> JOB: Reproduce every entry below precisely. Pictures are excluded from the copy.

>> Begin MATERIAL FOR THIS TASK

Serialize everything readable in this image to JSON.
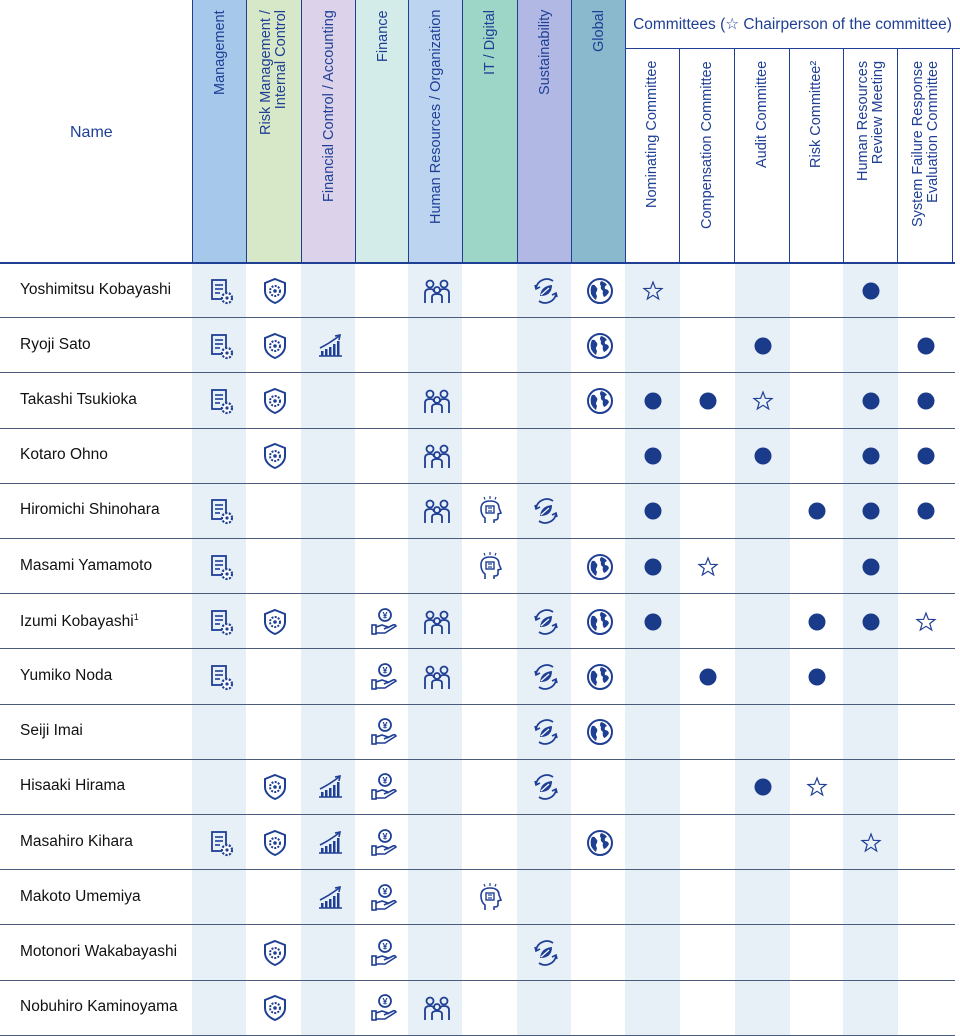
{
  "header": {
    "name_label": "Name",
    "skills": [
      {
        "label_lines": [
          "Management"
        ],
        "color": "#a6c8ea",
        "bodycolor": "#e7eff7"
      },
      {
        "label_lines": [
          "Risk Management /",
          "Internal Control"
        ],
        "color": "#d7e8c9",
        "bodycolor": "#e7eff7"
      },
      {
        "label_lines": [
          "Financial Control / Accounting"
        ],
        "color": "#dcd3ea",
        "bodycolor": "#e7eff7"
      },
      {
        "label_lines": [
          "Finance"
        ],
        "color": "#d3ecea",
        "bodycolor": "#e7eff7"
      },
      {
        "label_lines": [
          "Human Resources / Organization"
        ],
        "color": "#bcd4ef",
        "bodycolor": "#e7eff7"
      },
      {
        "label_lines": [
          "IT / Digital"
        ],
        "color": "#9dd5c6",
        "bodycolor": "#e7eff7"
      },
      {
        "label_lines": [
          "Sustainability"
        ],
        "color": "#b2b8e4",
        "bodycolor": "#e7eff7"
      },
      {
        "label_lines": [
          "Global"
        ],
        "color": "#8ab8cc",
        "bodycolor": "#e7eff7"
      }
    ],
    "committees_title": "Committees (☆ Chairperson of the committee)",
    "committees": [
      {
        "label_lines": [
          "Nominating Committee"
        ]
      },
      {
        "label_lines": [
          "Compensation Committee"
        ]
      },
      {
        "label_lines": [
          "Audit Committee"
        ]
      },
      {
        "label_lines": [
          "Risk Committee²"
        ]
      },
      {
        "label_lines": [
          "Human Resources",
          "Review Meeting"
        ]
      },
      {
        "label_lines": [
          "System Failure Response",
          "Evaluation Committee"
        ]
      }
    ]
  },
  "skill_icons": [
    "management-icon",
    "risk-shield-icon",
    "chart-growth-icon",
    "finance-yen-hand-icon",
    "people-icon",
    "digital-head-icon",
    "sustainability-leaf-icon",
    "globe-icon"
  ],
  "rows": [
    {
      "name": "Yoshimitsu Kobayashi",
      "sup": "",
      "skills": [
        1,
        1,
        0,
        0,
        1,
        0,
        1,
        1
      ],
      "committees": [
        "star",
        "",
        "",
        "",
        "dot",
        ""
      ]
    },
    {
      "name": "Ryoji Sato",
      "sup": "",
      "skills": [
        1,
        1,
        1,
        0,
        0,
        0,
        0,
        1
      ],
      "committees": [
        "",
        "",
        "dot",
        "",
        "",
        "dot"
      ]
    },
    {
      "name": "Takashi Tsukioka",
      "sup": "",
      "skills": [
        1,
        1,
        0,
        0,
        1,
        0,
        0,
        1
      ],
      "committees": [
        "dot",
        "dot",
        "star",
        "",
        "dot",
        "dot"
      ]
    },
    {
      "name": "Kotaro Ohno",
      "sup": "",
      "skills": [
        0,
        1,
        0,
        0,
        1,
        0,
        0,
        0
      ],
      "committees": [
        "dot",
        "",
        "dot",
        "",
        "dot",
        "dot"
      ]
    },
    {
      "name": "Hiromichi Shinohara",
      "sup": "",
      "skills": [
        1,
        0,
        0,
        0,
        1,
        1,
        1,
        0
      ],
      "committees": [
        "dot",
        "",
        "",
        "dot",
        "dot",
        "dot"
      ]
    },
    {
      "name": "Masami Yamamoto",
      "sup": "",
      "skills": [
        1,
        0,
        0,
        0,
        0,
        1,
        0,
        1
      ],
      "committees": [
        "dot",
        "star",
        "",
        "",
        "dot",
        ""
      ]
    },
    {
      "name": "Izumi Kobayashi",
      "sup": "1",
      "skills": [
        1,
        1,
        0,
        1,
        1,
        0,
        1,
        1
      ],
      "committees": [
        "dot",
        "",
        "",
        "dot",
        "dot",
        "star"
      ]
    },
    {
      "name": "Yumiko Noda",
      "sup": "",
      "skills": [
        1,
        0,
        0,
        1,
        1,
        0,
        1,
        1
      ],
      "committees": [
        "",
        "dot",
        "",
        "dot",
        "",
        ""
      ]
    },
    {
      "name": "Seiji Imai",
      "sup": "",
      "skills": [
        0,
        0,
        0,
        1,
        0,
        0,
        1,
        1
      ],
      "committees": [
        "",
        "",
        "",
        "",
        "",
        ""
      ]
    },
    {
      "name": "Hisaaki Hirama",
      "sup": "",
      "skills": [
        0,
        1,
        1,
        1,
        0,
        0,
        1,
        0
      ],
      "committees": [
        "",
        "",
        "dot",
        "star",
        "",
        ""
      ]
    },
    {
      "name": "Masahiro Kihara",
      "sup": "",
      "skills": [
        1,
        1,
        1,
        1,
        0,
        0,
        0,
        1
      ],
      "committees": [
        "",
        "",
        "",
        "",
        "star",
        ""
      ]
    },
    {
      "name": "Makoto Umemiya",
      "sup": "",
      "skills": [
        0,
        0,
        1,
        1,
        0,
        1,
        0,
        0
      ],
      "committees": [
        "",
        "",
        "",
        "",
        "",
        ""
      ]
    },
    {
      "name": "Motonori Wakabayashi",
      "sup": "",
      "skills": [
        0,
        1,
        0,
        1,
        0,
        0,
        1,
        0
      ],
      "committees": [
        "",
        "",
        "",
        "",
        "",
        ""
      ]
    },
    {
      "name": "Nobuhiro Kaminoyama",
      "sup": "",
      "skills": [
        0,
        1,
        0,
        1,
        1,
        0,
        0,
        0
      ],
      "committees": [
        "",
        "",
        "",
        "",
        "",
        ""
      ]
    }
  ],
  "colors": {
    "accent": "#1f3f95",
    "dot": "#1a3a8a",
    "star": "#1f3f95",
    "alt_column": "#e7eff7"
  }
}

>> End MATERIAL FOR THIS TASK

> RESULT:
Serialize everything readable in this image to JSON.
{
  "header": {
    "name_label": "Name",
    "skills": [
      {
        "label_lines": [
          "Management"
        ],
        "color": "#a6c8ea",
        "bodycolor": "#e7eff7"
      },
      {
        "label_lines": [
          "Risk Management /",
          "Internal Control"
        ],
        "color": "#d7e8c9",
        "bodycolor": "#e7eff7"
      },
      {
        "label_lines": [
          "Financial Control / Accounting"
        ],
        "color": "#dcd3ea",
        "bodycolor": "#e7eff7"
      },
      {
        "label_lines": [
          "Finance"
        ],
        "color": "#d3ecea",
        "bodycolor": "#e7eff7"
      },
      {
        "label_lines": [
          "Human Resources / Organization"
        ],
        "color": "#bcd4ef",
        "bodycolor": "#e7eff7"
      },
      {
        "label_lines": [
          "IT / Digital"
        ],
        "color": "#9dd5c6",
        "bodycolor": "#e7eff7"
      },
      {
        "label_lines": [
          "Sustainability"
        ],
        "color": "#b2b8e4",
        "bodycolor": "#e7eff7"
      },
      {
        "label_lines": [
          "Global"
        ],
        "color": "#8ab8cc",
        "bodycolor": "#e7eff7"
      }
    ],
    "committees_title": "Committees (☆ Chairperson of the committee)",
    "committees": [
      {
        "label_lines": [
          "Nominating Committee"
        ]
      },
      {
        "label_lines": [
          "Compensation Committee"
        ]
      },
      {
        "label_lines": [
          "Audit Committee"
        ]
      },
      {
        "label_lines": [
          "Risk Committee²"
        ]
      },
      {
        "label_lines": [
          "Human Resources",
          "Review Meeting"
        ]
      },
      {
        "label_lines": [
          "System Failure Response",
          "Evaluation Committee"
        ]
      }
    ]
  },
  "skill_icons": [
    "management-icon",
    "risk-shield-icon",
    "chart-growth-icon",
    "finance-yen-hand-icon",
    "people-icon",
    "digital-head-icon",
    "sustainability-leaf-icon",
    "globe-icon"
  ],
  "rows": [
    {
      "name": "Yoshimitsu Kobayashi",
      "sup": "",
      "skills": [
        1,
        1,
        0,
        0,
        1,
        0,
        1,
        1
      ],
      "committees": [
        "star",
        "",
        "",
        "",
        "dot",
        ""
      ]
    },
    {
      "name": "Ryoji Sato",
      "sup": "",
      "skills": [
        1,
        1,
        1,
        0,
        0,
        0,
        0,
        1
      ],
      "committees": [
        "",
        "",
        "dot",
        "",
        "",
        "dot"
      ]
    },
    {
      "name": "Takashi Tsukioka",
      "sup": "",
      "skills": [
        1,
        1,
        0,
        0,
        1,
        0,
        0,
        1
      ],
      "committees": [
        "dot",
        "dot",
        "star",
        "",
        "dot",
        "dot"
      ]
    },
    {
      "name": "Kotaro Ohno",
      "sup": "",
      "skills": [
        0,
        1,
        0,
        0,
        1,
        0,
        0,
        0
      ],
      "committees": [
        "dot",
        "",
        "dot",
        "",
        "dot",
        "dot"
      ]
    },
    {
      "name": "Hiromichi Shinohara",
      "sup": "",
      "skills": [
        1,
        0,
        0,
        0,
        1,
        1,
        1,
        0
      ],
      "committees": [
        "dot",
        "",
        "",
        "dot",
        "dot",
        "dot"
      ]
    },
    {
      "name": "Masami Yamamoto",
      "sup": "",
      "skills": [
        1,
        0,
        0,
        0,
        0,
        1,
        0,
        1
      ],
      "committees": [
        "dot",
        "star",
        "",
        "",
        "dot",
        ""
      ]
    },
    {
      "name": "Izumi Kobayashi",
      "sup": "1",
      "skills": [
        1,
        1,
        0,
        1,
        1,
        0,
        1,
        1
      ],
      "committees": [
        "dot",
        "",
        "",
        "dot",
        "dot",
        "star"
      ]
    },
    {
      "name": "Yumiko Noda",
      "sup": "",
      "skills": [
        1,
        0,
        0,
        1,
        1,
        0,
        1,
        1
      ],
      "committees": [
        "",
        "dot",
        "",
        "dot",
        "",
        ""
      ]
    },
    {
      "name": "Seiji Imai",
      "sup": "",
      "skills": [
        0,
        0,
        0,
        1,
        0,
        0,
        1,
        1
      ],
      "committees": [
        "",
        "",
        "",
        "",
        "",
        ""
      ]
    },
    {
      "name": "Hisaaki Hirama",
      "sup": "",
      "skills": [
        0,
        1,
        1,
        1,
        0,
        0,
        1,
        0
      ],
      "committees": [
        "",
        "",
        "dot",
        "star",
        "",
        ""
      ]
    },
    {
      "name": "Masahiro Kihara",
      "sup": "",
      "skills": [
        1,
        1,
        1,
        1,
        0,
        0,
        0,
        1
      ],
      "committees": [
        "",
        "",
        "",
        "",
        "star",
        ""
      ]
    },
    {
      "name": "Makoto Umemiya",
      "sup": "",
      "skills": [
        0,
        0,
        1,
        1,
        0,
        1,
        0,
        0
      ],
      "committees": [
        "",
        "",
        "",
        "",
        "",
        ""
      ]
    },
    {
      "name": "Motonori Wakabayashi",
      "sup": "",
      "skills": [
        0,
        1,
        0,
        1,
        0,
        0,
        1,
        0
      ],
      "committees": [
        "",
        "",
        "",
        "",
        "",
        ""
      ]
    },
    {
      "name": "Nobuhiro Kaminoyama",
      "sup": "",
      "skills": [
        0,
        1,
        0,
        1,
        1,
        0,
        0,
        0
      ],
      "committees": [
        "",
        "",
        "",
        "",
        "",
        ""
      ]
    }
  ],
  "colors": {
    "accent": "#1f3f95",
    "dot": "#1a3a8a",
    "star": "#1f3f95",
    "alt_column": "#e7eff7"
  }
}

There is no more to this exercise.